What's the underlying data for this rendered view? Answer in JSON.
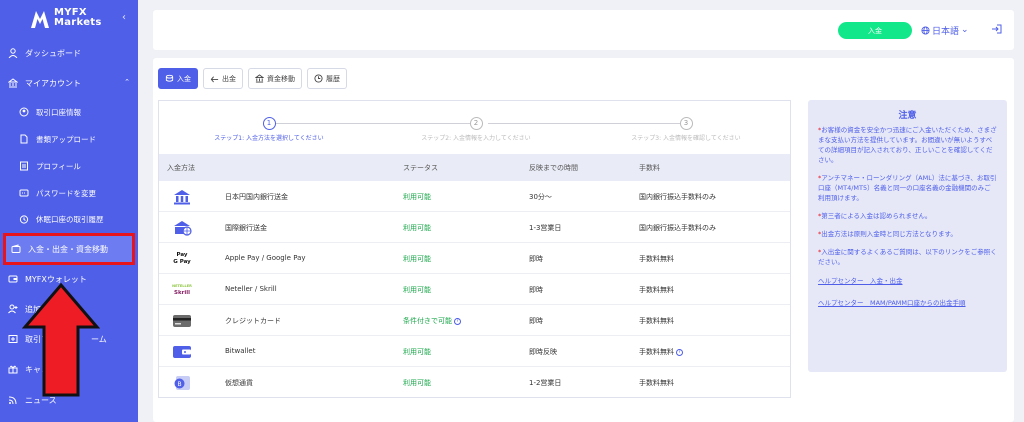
{
  "brand": {
    "name_line1": "MYFX",
    "name_line2": "Markets"
  },
  "sidebar": {
    "collapse_glyph": "‹",
    "items": [
      {
        "label": "ダッシュボード",
        "icon": "person-icon"
      },
      {
        "label": "マイアカウント",
        "icon": "bank-icon",
        "chevron": "⌃"
      },
      {
        "label": "取引口座情報",
        "icon": "account-icon"
      },
      {
        "label": "書類アップロード",
        "icon": "document-icon"
      },
      {
        "label": "プロフィール",
        "icon": "profile-icon"
      },
      {
        "label": "パスワードを変更",
        "icon": "password-icon"
      },
      {
        "label": "休眠口座の取引履歴",
        "icon": "clock-icon"
      },
      {
        "label": "入金・出金・資金移動",
        "icon": "wallet-icon"
      },
      {
        "label": "MYFXウォレット",
        "icon": "wallet-card-icon"
      },
      {
        "label": "追加",
        "icon": "user-plus-icon"
      },
      {
        "label": "取引プラ",
        "label_tail": "ーム",
        "icon": "platform-icon"
      },
      {
        "label": "キャンペ",
        "icon": "gift-icon"
      },
      {
        "label": "ニュース",
        "icon": "rss-icon"
      }
    ]
  },
  "header": {
    "deposit_label": "入金",
    "language_label": "日本語",
    "language_chevron": "⌄"
  },
  "tabs": [
    {
      "label": "入金",
      "icon": "deposit-icon"
    },
    {
      "label": "出金",
      "icon": "withdraw-icon"
    },
    {
      "label": "資金移動",
      "icon": "transfer-icon"
    },
    {
      "label": "履歴",
      "icon": "history-icon"
    }
  ],
  "steps": [
    {
      "number": "1",
      "label": "ステップ1: 入金方法を選択してください"
    },
    {
      "number": "2",
      "label": "ステップ2: 入金情報を入力してください"
    },
    {
      "number": "3",
      "label": "ステップ3: 入金情報を確認してください"
    }
  ],
  "table": {
    "headers": [
      "入金方法",
      "ステータス",
      "反映までの時間",
      "手数料"
    ],
    "rows": [
      {
        "method": "日本円国内銀行送金",
        "status": "利用可能",
        "time": "30分〜",
        "fee": "国内銀行振込手数料のみ",
        "icon": "bank-icon"
      },
      {
        "method": "国際銀行送金",
        "status": "利用可能",
        "time": "1-3営業日",
        "fee": "国内銀行振込手数料のみ",
        "icon": "international-bank-icon"
      },
      {
        "method": "Apple Pay / Google Pay",
        "status": "利用可能",
        "time": "即時",
        "fee": "手数料無料",
        "icon": "apple-google-pay-icon",
        "logo_top": "Pay",
        "logo_bottom": "G Pay"
      },
      {
        "method": "Neteller / Skrill",
        "status": "利用可能",
        "time": "即時",
        "fee": "手数料無料",
        "icon": "neteller-skrill-icon",
        "logo_top": "NETELLER",
        "logo_bottom": "Skrill"
      },
      {
        "method": "クレジットカード",
        "status": "条件付きで可能",
        "time": "即時",
        "fee": "手数料無料",
        "icon": "credit-card-icon",
        "status_help": "?"
      },
      {
        "method": "Bitwallet",
        "status": "利用可能",
        "time": "即時反映",
        "fee": "手数料無料",
        "icon": "bitwallet-icon",
        "fee_help": "?"
      },
      {
        "method": "仮想通貨",
        "status": "利用可能",
        "time": "1-2営業日",
        "fee": "手数料無料",
        "icon": "crypto-icon"
      }
    ]
  },
  "notice": {
    "title": "注意",
    "paragraphs": [
      "お客様の資金を安全かつ迅速にご入金いただくため、さまざまな支払い方法を提供しています。お間違いが無いようすべての詳細項目が記入されており、正しいことを確認してください。",
      "アンチマネー・ローンダリング（AML）法に基づき、お取引口座（MT4/MT5）名義と同一の口座名義の金融機関のみご利用頂けます。",
      "第三者による入金は認められません。",
      "出金方法は原則入金時と同じ方法となります。",
      "入出金に関するよくあるご質問は、以下のリンクをご参照ください。"
    ],
    "asterisk": "*",
    "links": [
      "ヘルプセンター　入金・出金",
      "ヘルプセンター　MAM/PAMM口座からの出金手順"
    ]
  },
  "colors": {
    "accent": "#4f5fe8",
    "success": "#12e889",
    "status_green": "#1aa84a",
    "highlight_red": "#e8141c"
  }
}
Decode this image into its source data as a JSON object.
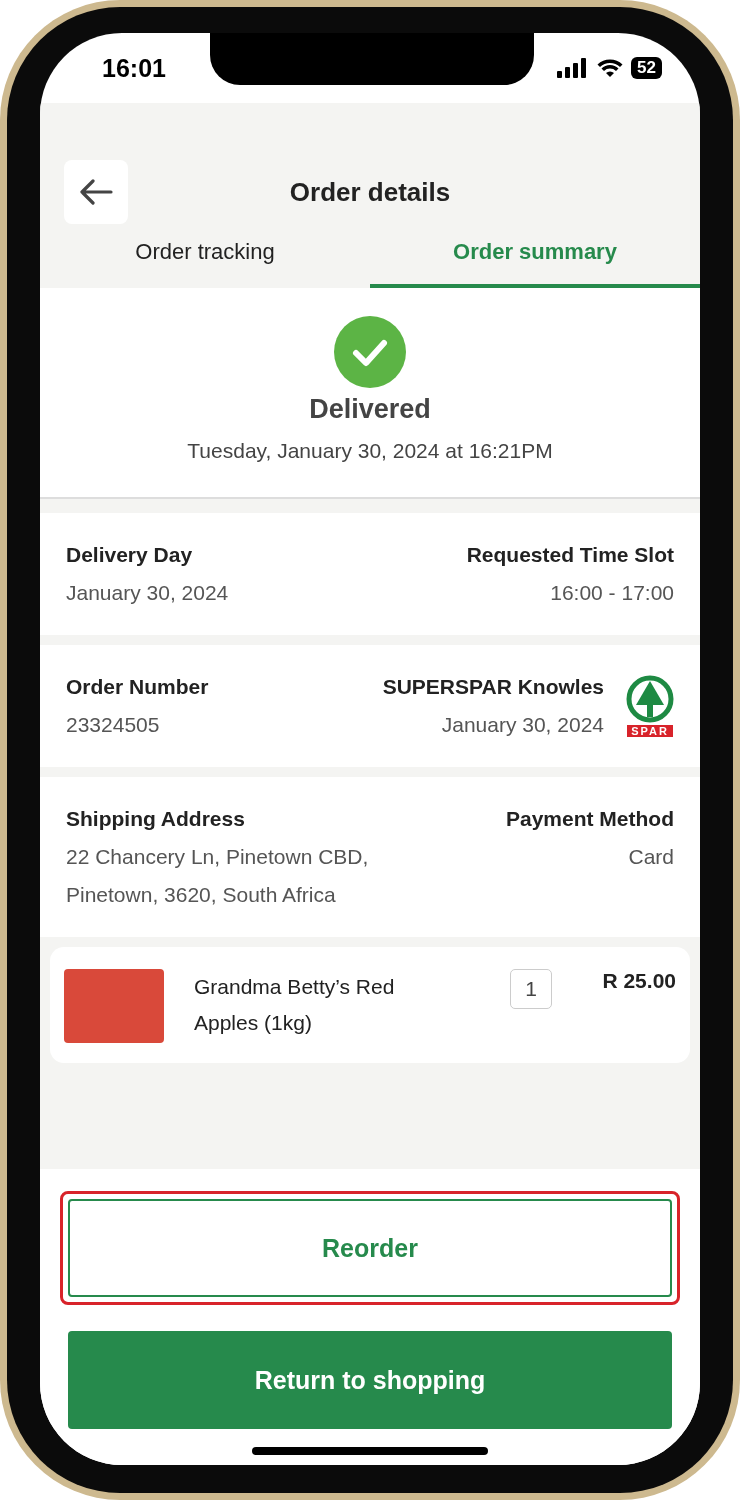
{
  "status_bar": {
    "time": "16:01",
    "battery": "52"
  },
  "header": {
    "title": "Order details"
  },
  "tabs": [
    {
      "label": "Order tracking",
      "selected": false
    },
    {
      "label": "Order summary",
      "selected": true
    }
  ],
  "status": {
    "label": "Delivered",
    "date": "Tuesday, January 30, 2024 at 16:21PM"
  },
  "details": [
    {
      "left_label": "Delivery Day",
      "left_value": [
        "January 30, 2024"
      ],
      "right_label": "Requested Time Slot",
      "right_value": [
        "16:00 - 17:00"
      ]
    },
    {
      "left_label": "Order Number",
      "left_value": [
        "23324505"
      ],
      "right_label": "SUPERSPAR Knowles",
      "right_value": [
        "January 30, 2024"
      ],
      "logo": "SPAR"
    },
    {
      "left_label": "Shipping Address",
      "left_value": [
        "22 Chancery Ln, Pinetown CBD,",
        "Pinetown, 3620, South Africa"
      ],
      "right_label": "Payment Method",
      "right_value": [
        "Card"
      ]
    }
  ],
  "items": [
    {
      "name": "Grandma Betty’s Red Apples (1kg)",
      "quantity": "1",
      "price": "R 25.00"
    }
  ],
  "buttons": [
    {
      "label": "Reorder",
      "kind": "outline",
      "highlighted": true
    },
    {
      "label": "Return to shopping",
      "kind": "filled",
      "highlighted": false
    }
  ]
}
= = = = =
- **Exercise details**
Print every entry exactly as written, without the pictures.

- **Solution below**
What's the underlying data for this rendered view? Answer in JSON.
{
  "brand": {
    "name_line1": "MYFX",
    "name_line2": "Markets"
  },
  "sidebar": {
    "collapse_glyph": "‹",
    "items": [
      {
        "label": "ダッシュボード",
        "icon": "person-icon"
      },
      {
        "label": "マイアカウント",
        "icon": "bank-icon",
        "chevron": "⌃"
      },
      {
        "label": "取引口座情報",
        "icon": "account-icon"
      },
      {
        "label": "書類アップロード",
        "icon": "document-icon"
      },
      {
        "label": "プロフィール",
        "icon": "profile-icon"
      },
      {
        "label": "パスワードを変更",
        "icon": "password-icon"
      },
      {
        "label": "休眠口座の取引履歴",
        "icon": "clock-icon"
      },
      {
        "label": "入金・出金・資金移動",
        "icon": "wallet-icon"
      },
      {
        "label": "MYFXウォレット",
        "icon": "wallet-card-icon"
      },
      {
        "label": "追加",
        "icon": "user-plus-icon"
      },
      {
        "label": "取引プラ",
        "label_tail": "ーム",
        "icon": "platform-icon"
      },
      {
        "label": "キャンペ",
        "icon": "gift-icon"
      },
      {
        "label": "ニュース",
        "icon": "rss-icon"
      }
    ]
  },
  "header": {
    "deposit_label": "入金",
    "language_label": "日本語",
    "language_chevron": "⌄"
  },
  "tabs": [
    {
      "label": "入金",
      "icon": "deposit-icon"
    },
    {
      "label": "出金",
      "icon": "withdraw-icon"
    },
    {
      "label": "資金移動",
      "icon": "transfer-icon"
    },
    {
      "label": "履歴",
      "icon": "history-icon"
    }
  ],
  "steps": [
    {
      "number": "1",
      "label": "ステップ1: 入金方法を選択してください"
    },
    {
      "number": "2",
      "label": "ステップ2: 入金情報を入力してください"
    },
    {
      "number": "3",
      "label": "ステップ3: 入金情報を確認してください"
    }
  ],
  "table": {
    "headers": [
      "入金方法",
      "ステータス",
      "反映までの時間",
      "手数料"
    ],
    "rows": [
      {
        "method": "日本円国内銀行送金",
        "status": "利用可能",
        "time": "30分〜",
        "fee": "国内銀行振込手数料のみ",
        "icon": "bank-icon"
      },
      {
        "method": "国際銀行送金",
        "status": "利用可能",
        "time": "1-3営業日",
        "fee": "国内銀行振込手数料のみ",
        "icon": "international-bank-icon"
      },
      {
        "method": "Apple Pay / Google Pay",
        "status": "利用可能",
        "time": "即時",
        "fee": "手数料無料",
        "icon": "apple-google-pay-icon",
        "logo_top": "Pay",
        "logo_bottom": "G Pay"
      },
      {
        "method": "Neteller / Skrill",
        "status": "利用可能",
        "time": "即時",
        "fee": "手数料無料",
        "icon": "neteller-skrill-icon",
        "logo_top": "NETELLER",
        "logo_bottom": "Skrill"
      },
      {
        "method": "クレジットカード",
        "status": "条件付きで可能",
        "time": "即時",
        "fee": "手数料無料",
        "icon": "credit-card-icon",
        "status_help": "?"
      },
      {
        "method": "Bitwallet",
        "status": "利用可能",
        "time": "即時反映",
        "fee": "手数料無料",
        "icon": "bitwallet-icon",
        "fee_help": "?"
      },
      {
        "method": "仮想通貨",
        "status": "利用可能",
        "time": "1-2営業日",
        "fee": "手数料無料",
        "icon": "crypto-icon"
      }
    ]
  },
  "notice": {
    "title": "注意",
    "paragraphs": [
      "お客様の資金を安全かつ迅速にご入金いただくため、さまざまな支払い方法を提供しています。お間違いが無いようすべての詳細項目が記入されており、正しいことを確認してください。",
      "アンチマネー・ローンダリング（AML）法に基づき、お取引口座（MT4/MT5）名義と同一の口座名義の金融機関のみご利用頂けます。",
      "第三者による入金は認められません。",
      "出金方法は原則入金時と同じ方法となります。",
      "入出金に関するよくあるご質問は、以下のリンクをご参照ください。"
    ],
    "asterisk": "*",
    "links": [
      "ヘルプセンター　入金・出金",
      "ヘルプセンター　MAM/PAMM口座からの出金手順"
    ]
  },
  "colors": {
    "accent": "#4f5fe8",
    "success": "#12e889",
    "status_green": "#1aa84a",
    "highlight_red": "#e8141c"
  }
}
Decode this image into its source data as a JSON object.
{
  "status_bar": {
    "time": "16:01",
    "battery": "52"
  },
  "header": {
    "title": "Order details"
  },
  "tabs": [
    {
      "label": "Order tracking",
      "selected": false
    },
    {
      "label": "Order summary",
      "selected": true
    }
  ],
  "status": {
    "label": "Delivered",
    "date": "Tuesday, January 30, 2024 at 16:21PM"
  },
  "details": [
    {
      "left_label": "Delivery Day",
      "left_value": [
        "January 30, 2024"
      ],
      "right_label": "Requested Time Slot",
      "right_value": [
        "16:00 - 17:00"
      ]
    },
    {
      "left_label": "Order Number",
      "left_value": [
        "23324505"
      ],
      "right_label": "SUPERSPAR Knowles",
      "right_value": [
        "January 30, 2024"
      ],
      "logo": "SPAR"
    },
    {
      "left_label": "Shipping Address",
      "left_value": [
        "22 Chancery Ln, Pinetown CBD,",
        "Pinetown, 3620, South Africa"
      ],
      "right_label": "Payment Method",
      "right_value": [
        "Card"
      ]
    }
  ],
  "items": [
    {
      "name": "Grandma Betty’s Red Apples (1kg)",
      "quantity": "1",
      "price": "R 25.00"
    }
  ],
  "buttons": [
    {
      "label": "Reorder",
      "kind": "outline",
      "highlighted": true
    },
    {
      "label": "Return to shopping",
      "kind": "filled",
      "highlighted": false
    }
  ]
}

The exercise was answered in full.